INFORMATION GIVEN:
___

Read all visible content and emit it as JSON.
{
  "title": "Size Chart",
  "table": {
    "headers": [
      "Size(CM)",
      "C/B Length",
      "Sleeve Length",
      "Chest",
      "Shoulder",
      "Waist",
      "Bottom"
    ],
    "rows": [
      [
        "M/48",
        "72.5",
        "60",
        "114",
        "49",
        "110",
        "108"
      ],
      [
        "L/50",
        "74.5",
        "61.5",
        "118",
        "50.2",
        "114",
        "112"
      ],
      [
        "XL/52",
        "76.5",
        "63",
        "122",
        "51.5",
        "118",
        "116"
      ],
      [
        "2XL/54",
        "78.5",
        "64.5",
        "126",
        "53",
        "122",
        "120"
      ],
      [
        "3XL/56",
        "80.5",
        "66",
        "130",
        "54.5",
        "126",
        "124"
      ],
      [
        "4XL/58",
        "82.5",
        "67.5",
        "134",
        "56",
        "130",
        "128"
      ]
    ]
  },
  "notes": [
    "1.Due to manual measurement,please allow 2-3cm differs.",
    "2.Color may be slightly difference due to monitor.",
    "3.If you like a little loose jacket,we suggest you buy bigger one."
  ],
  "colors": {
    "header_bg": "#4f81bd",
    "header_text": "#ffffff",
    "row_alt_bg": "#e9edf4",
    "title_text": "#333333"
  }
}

___

TASK DESCRIPTION: Extract the listing in its entirety, matching it exactly.

RESULT:
Read all visible content and emit it as JSON.
{
  "title": "Size Chart",
  "table": {
    "headers": [
      "Size(CM)",
      "C/B Length",
      "Sleeve Length",
      "Chest",
      "Shoulder",
      "Waist",
      "Bottom"
    ],
    "rows": [
      [
        "M/48",
        "72.5",
        "60",
        "114",
        "49",
        "110",
        "108"
      ],
      [
        "L/50",
        "74.5",
        "61.5",
        "118",
        "50.2",
        "114",
        "112"
      ],
      [
        "XL/52",
        "76.5",
        "63",
        "122",
        "51.5",
        "118",
        "116"
      ],
      [
        "2XL/54",
        "78.5",
        "64.5",
        "126",
        "53",
        "122",
        "120"
      ],
      [
        "3XL/56",
        "80.5",
        "66",
        "130",
        "54.5",
        "126",
        "124"
      ],
      [
        "4XL/58",
        "82.5",
        "67.5",
        "134",
        "56",
        "130",
        "128"
      ]
    ]
  },
  "notes": [
    "1.Due to manual measurement,please allow 2-3cm differs.",
    "2.Color may be slightly difference due to monitor.",
    "3.If you like a little loose jacket,we suggest you buy bigger one."
  ],
  "colors": {
    "header_bg": "#4f81bd",
    "header_text": "#ffffff",
    "row_alt_bg": "#e9edf4",
    "title_text": "#333333"
  }
}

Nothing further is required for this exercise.